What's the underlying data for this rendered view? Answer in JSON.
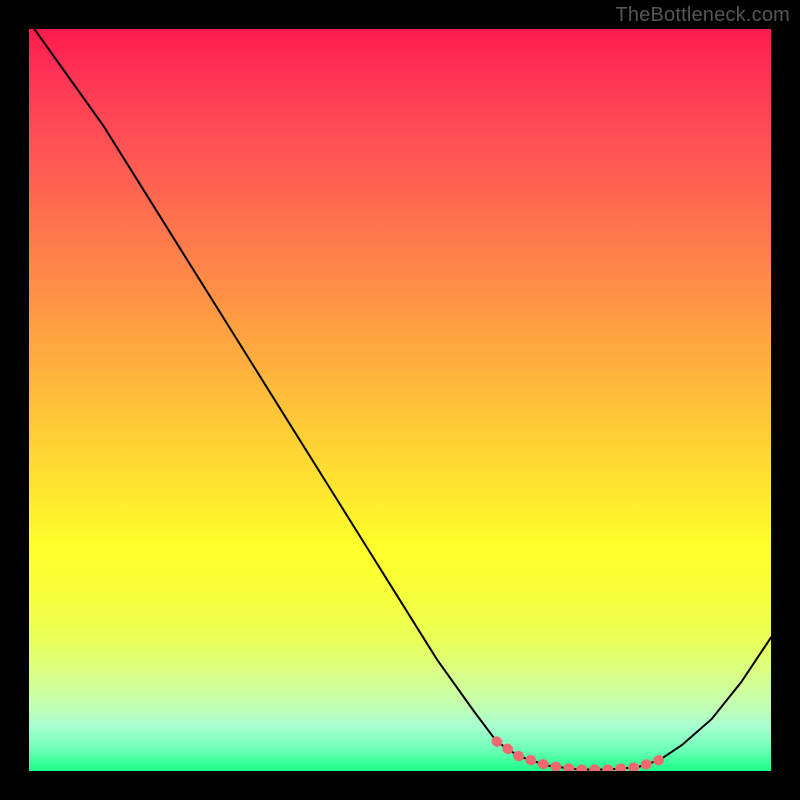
{
  "watermark": "TheBottleneck.com",
  "chart_data": {
    "type": "line",
    "title": "",
    "xlabel": "",
    "ylabel": "",
    "xlim": [
      0,
      100
    ],
    "ylim": [
      0,
      100
    ],
    "series": [
      {
        "name": "bottleneck-curve",
        "x": [
          0,
          5,
          10,
          15,
          20,
          25,
          30,
          35,
          40,
          45,
          50,
          55,
          60,
          63,
          66,
          70,
          74,
          78,
          82,
          85,
          88,
          92,
          96,
          100
        ],
        "values": [
          101,
          94,
          87,
          79,
          71,
          63,
          55,
          47,
          39,
          31,
          23,
          15,
          8,
          4,
          2,
          0.7,
          0.2,
          0.2,
          0.5,
          1.5,
          3.5,
          7,
          12,
          18
        ]
      }
    ],
    "highlight": {
      "name": "optimal-range",
      "x": [
        63,
        66,
        70,
        74,
        78,
        82,
        85
      ],
      "values": [
        4,
        2,
        0.7,
        0.2,
        0.2,
        0.5,
        1.5
      ],
      "color": "#ef6a6f"
    },
    "gradient_stops": [
      {
        "pos": 0,
        "color": "#ff1a4d"
      },
      {
        "pos": 50,
        "color": "#ffc838"
      },
      {
        "pos": 80,
        "color": "#f0ff40"
      },
      {
        "pos": 100,
        "color": "#1aff88"
      }
    ]
  }
}
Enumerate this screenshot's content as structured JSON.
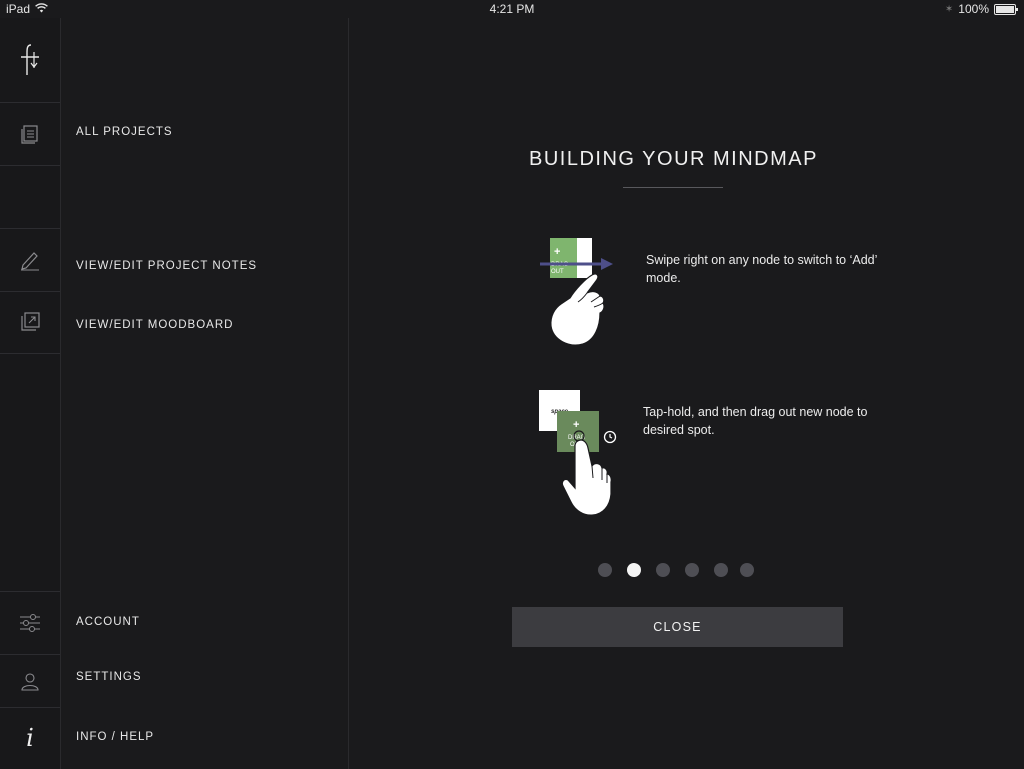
════
TASK
Return each line from the material above exactly, but not the pictures.

RESPONSE TO THIS TASK
What's the underlying data for this rendered view? Answer in JSON.
{
  "watermark": "TheBottleneck.com",
  "chart_data": {
    "type": "line",
    "title": "",
    "xlabel": "",
    "ylabel": "",
    "xlim": [
      0,
      100
    ],
    "ylim": [
      0,
      100
    ],
    "series": [
      {
        "name": "bottleneck-curve",
        "x": [
          0,
          5,
          10,
          15,
          20,
          25,
          30,
          35,
          40,
          45,
          50,
          55,
          60,
          63,
          66,
          70,
          74,
          78,
          82,
          85,
          88,
          92,
          96,
          100
        ],
        "values": [
          101,
          94,
          87,
          79,
          71,
          63,
          55,
          47,
          39,
          31,
          23,
          15,
          8,
          4,
          2,
          0.7,
          0.2,
          0.2,
          0.5,
          1.5,
          3.5,
          7,
          12,
          18
        ]
      }
    ],
    "highlight": {
      "name": "optimal-range",
      "x": [
        63,
        66,
        70,
        74,
        78,
        82,
        85
      ],
      "values": [
        4,
        2,
        0.7,
        0.2,
        0.2,
        0.5,
        1.5
      ],
      "color": "#ef6a6f"
    },
    "gradient_stops": [
      {
        "pos": 0,
        "color": "#ff1a4d"
      },
      {
        "pos": 50,
        "color": "#ffc838"
      },
      {
        "pos": 80,
        "color": "#f0ff40"
      },
      {
        "pos": 100,
        "color": "#1aff88"
      }
    ]
  }
}
Enumerate this screenshot's content as structured JSON.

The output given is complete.